[Extracted records]
###

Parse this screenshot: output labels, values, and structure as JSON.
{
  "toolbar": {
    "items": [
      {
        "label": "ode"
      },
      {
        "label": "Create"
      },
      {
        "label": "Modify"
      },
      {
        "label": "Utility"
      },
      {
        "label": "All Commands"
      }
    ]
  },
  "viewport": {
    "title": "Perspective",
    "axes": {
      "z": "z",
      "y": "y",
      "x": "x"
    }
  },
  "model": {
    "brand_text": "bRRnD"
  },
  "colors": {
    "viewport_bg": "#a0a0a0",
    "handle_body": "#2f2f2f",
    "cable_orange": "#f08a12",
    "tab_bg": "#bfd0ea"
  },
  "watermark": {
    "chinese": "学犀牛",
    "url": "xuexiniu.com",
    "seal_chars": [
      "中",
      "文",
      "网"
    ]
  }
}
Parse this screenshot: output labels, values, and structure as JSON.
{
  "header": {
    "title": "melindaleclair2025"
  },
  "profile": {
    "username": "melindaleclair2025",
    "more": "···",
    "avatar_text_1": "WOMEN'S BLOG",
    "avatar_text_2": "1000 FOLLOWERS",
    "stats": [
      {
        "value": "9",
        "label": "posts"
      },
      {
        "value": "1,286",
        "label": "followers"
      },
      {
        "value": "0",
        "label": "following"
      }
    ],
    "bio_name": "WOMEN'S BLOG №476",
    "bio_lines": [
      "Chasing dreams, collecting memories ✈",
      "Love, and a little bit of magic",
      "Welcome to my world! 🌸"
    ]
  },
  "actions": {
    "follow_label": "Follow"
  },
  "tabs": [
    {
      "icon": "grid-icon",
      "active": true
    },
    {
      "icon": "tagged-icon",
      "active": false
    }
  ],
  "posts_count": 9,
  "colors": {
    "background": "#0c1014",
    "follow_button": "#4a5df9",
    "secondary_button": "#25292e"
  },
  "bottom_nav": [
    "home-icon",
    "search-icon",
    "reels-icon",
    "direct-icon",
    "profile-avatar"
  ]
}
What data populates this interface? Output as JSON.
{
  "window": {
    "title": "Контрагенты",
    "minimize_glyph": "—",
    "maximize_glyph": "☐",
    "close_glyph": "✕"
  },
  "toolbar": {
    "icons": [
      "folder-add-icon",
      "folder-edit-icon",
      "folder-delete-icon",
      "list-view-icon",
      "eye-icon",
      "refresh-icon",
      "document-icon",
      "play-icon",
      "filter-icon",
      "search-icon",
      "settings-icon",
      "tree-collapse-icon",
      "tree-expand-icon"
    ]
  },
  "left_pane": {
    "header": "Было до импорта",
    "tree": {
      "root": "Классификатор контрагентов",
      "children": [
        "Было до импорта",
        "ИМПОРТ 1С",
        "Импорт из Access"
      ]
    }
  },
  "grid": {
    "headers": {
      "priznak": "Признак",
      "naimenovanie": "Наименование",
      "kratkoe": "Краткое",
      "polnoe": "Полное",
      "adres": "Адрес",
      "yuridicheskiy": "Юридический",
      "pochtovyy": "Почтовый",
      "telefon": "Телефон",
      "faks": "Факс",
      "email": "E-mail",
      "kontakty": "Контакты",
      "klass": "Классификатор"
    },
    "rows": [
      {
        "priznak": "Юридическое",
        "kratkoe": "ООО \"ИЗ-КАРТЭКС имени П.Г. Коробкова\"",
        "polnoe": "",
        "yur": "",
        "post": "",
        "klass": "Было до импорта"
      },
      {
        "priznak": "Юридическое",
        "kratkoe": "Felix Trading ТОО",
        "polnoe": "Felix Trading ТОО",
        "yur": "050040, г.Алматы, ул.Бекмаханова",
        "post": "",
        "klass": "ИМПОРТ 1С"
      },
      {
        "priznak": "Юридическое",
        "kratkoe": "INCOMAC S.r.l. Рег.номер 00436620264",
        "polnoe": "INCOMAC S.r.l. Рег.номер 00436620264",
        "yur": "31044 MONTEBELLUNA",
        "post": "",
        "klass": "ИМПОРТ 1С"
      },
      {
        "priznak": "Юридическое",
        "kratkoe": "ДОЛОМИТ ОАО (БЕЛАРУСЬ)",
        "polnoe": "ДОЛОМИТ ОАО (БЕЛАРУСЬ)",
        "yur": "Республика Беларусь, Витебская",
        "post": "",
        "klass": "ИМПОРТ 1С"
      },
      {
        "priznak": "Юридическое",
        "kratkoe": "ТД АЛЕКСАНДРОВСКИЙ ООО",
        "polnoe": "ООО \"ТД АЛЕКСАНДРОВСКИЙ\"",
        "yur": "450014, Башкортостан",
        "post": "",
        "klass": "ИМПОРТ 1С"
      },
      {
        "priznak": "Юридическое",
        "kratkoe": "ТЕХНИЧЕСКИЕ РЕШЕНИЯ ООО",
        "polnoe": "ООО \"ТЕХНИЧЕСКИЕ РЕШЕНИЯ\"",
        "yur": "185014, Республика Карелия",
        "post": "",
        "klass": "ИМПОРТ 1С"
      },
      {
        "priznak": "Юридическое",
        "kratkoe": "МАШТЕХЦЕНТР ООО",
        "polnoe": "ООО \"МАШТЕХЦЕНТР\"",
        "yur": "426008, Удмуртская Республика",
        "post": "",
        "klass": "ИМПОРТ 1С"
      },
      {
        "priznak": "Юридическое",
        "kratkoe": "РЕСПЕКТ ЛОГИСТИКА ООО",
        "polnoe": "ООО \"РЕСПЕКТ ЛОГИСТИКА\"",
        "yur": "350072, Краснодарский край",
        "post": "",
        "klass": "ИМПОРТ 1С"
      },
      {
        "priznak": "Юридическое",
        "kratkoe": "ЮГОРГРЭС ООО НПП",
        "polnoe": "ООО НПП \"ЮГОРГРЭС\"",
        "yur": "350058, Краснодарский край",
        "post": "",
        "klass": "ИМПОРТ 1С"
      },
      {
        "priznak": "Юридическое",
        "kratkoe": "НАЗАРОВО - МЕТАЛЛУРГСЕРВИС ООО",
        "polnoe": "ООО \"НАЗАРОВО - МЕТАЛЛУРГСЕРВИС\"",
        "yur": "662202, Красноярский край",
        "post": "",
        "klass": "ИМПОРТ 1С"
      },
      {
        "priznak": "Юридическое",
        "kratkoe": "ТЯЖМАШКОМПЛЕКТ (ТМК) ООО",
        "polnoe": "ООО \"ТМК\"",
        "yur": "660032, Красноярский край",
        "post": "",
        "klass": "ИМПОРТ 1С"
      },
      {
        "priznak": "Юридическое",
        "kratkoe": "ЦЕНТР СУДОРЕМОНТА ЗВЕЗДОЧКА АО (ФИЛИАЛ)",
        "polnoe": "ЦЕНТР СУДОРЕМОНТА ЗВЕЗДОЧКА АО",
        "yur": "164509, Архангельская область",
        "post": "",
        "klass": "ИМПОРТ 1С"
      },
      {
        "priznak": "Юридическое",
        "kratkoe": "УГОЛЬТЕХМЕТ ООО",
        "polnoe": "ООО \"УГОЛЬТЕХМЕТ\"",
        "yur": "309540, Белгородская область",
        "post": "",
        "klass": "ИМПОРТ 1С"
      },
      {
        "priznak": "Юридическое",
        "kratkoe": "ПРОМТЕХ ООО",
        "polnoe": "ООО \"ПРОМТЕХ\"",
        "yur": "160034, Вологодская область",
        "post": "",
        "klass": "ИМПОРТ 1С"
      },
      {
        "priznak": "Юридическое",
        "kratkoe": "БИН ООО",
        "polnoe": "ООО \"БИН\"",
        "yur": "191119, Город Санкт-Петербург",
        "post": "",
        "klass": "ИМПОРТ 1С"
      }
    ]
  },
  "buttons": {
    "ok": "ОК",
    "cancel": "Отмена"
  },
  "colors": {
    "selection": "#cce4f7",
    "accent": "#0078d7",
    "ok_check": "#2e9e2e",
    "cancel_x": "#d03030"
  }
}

###

# Written instruction
Which lines contain "tree"? Copy each of them.

# In response
      "tree-collapse-icon",
      "tree-expand-icon"
    "tree": {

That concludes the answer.